Task description
Review the material and extract every line in which the word "Temperature" occurs.

Dataset rows
-.-.-

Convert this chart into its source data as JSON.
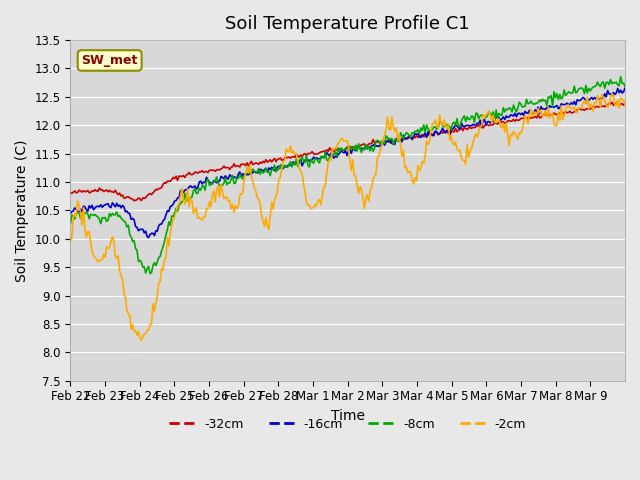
{
  "title": "Soil Temperature Profile C1",
  "xlabel": "Time",
  "ylabel": "Soil Temperature (C)",
  "ylim": [
    7.5,
    13.5
  ],
  "annotation_label": "SW_met",
  "background_color": "#e8e8e8",
  "plot_bg_color": "#d8d8d8",
  "legend_entries": [
    "-32cm",
    "-16cm",
    "-8cm",
    "-2cm"
  ],
  "legend_colors": [
    "#cc0000",
    "#0000cc",
    "#00aa00",
    "#ffaa00"
  ],
  "x_tick_labels": [
    "Feb 22",
    "Feb 23",
    "Feb 24",
    "Feb 25",
    "Feb 26",
    "Feb 27",
    "Feb 28",
    "Mar 1",
    "Mar 2",
    "Mar 3",
    "Mar 4",
    "Mar 5",
    "Mar 6",
    "Mar 7",
    "Mar 8",
    "Mar 9"
  ],
  "title_fontsize": 13,
  "axis_fontsize": 10,
  "tick_fontsize": 8.5
}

-.-.-

Complete answer
  "title": "Soil Temperature Profile C1",
  "ylabel": "Soil Temperature (C)",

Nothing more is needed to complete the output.